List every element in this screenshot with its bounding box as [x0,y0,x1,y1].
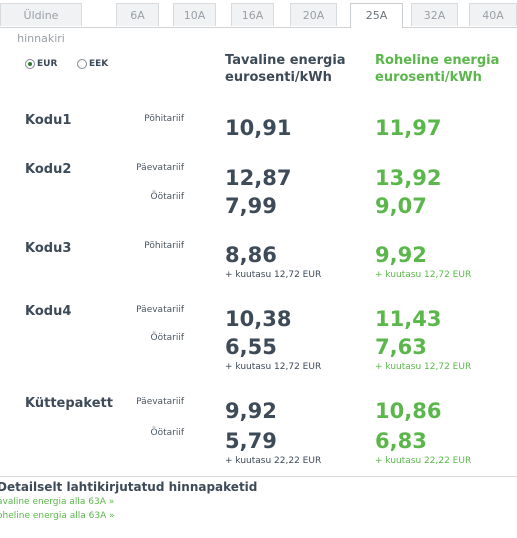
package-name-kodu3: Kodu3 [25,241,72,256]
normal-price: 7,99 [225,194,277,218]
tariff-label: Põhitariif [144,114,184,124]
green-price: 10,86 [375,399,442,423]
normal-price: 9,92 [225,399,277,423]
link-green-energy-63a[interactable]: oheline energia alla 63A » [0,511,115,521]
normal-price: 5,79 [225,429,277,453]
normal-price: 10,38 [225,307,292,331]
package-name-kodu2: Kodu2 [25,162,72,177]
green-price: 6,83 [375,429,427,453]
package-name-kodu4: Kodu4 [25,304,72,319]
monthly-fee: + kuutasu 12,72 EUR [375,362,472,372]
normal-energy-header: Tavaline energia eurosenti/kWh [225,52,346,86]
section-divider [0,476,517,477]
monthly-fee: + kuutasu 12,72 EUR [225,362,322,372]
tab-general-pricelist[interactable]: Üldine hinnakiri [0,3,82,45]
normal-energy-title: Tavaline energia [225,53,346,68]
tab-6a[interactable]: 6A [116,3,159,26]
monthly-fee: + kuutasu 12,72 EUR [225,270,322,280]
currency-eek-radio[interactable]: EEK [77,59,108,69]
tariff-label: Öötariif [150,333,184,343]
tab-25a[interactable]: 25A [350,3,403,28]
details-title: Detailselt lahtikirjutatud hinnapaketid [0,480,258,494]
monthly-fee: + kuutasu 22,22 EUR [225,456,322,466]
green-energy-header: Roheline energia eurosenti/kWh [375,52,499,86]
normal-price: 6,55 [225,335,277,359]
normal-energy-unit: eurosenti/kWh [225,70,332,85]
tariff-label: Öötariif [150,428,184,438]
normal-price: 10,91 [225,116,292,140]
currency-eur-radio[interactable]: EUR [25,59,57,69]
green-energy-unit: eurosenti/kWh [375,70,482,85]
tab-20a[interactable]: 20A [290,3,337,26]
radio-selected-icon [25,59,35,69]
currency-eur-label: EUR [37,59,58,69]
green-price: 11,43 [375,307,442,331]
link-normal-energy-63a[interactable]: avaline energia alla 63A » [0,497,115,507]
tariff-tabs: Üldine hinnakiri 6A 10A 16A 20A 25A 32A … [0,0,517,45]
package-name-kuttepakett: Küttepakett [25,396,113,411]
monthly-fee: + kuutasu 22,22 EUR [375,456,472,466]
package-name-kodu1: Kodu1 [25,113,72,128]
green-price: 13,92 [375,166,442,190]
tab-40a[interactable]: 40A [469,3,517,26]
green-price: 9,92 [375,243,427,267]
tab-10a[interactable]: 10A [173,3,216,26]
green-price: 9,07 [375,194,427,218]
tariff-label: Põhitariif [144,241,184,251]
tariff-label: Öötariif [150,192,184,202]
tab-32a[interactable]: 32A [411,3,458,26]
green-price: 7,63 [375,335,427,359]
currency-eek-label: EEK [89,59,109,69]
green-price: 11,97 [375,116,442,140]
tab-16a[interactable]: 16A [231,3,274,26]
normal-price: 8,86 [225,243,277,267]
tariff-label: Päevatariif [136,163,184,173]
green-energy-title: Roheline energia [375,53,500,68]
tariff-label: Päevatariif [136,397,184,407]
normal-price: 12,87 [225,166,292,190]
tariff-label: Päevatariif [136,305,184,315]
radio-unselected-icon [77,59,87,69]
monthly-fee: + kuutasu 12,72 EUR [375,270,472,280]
----------------
◆ INSTRUCTION
Repeat the stretch of lines from the one containing "package-name-kodu3: Kodu3 [25,241,72,256]" through the one containing "normal-price: 10,91 [225,116,292,140]", both included, with no changes.

◆ EXPECTED ANSWER
package-name-kodu3: Kodu3 [25,241,72,256]
normal-price: 7,99 [225,194,277,218]
tariff-label: Põhitariif [144,114,184,124]
green-price: 10,86 [375,399,442,423]
normal-price: 9,92 [225,399,277,423]
link-green-energy-63a[interactable]: oheline energia alla 63A » [0,511,115,521]
normal-price: 5,79 [225,429,277,453]
normal-price: 10,38 [225,307,292,331]
package-name-kodu2: Kodu2 [25,162,72,177]
green-price: 6,83 [375,429,427,453]
package-name-kodu4: Kodu4 [25,304,72,319]
monthly-fee: + kuutasu 12,72 EUR [375,362,472,372]
normal-energy-header: Tavaline energia eurosenti/kWh [225,52,346,86]
section-divider [0,476,517,477]
monthly-fee: + kuutasu 12,72 EUR [225,362,322,372]
tab-general-pricelist[interactable]: Üldine hinnakiri [0,3,82,45]
normal-energy-title: Tavaline energia [225,53,346,68]
tab-6a[interactable]: 6A [116,3,159,26]
monthly-fee: + kuutasu 12,72 EUR [225,270,322,280]
currency-eek-radio[interactable]: EEK [77,59,108,69]
tariff-label: Öötariif [150,333,184,343]
tab-25a[interactable]: 25A [350,3,403,28]
details-title: Detailselt lahtikirjutatud hinnapaketid [0,480,258,494]
monthly-fee: + kuutasu 22,22 EUR [225,456,322,466]
green-energy-header: Roheline energia eurosenti/kWh [375,52,499,86]
normal-price: 6,55 [225,335,277,359]
normal-energy-unit: eurosenti/kWh [225,70,332,85]
tariff-label: Öötariif [150,428,184,438]
normal-price: 10,91 [225,116,292,140]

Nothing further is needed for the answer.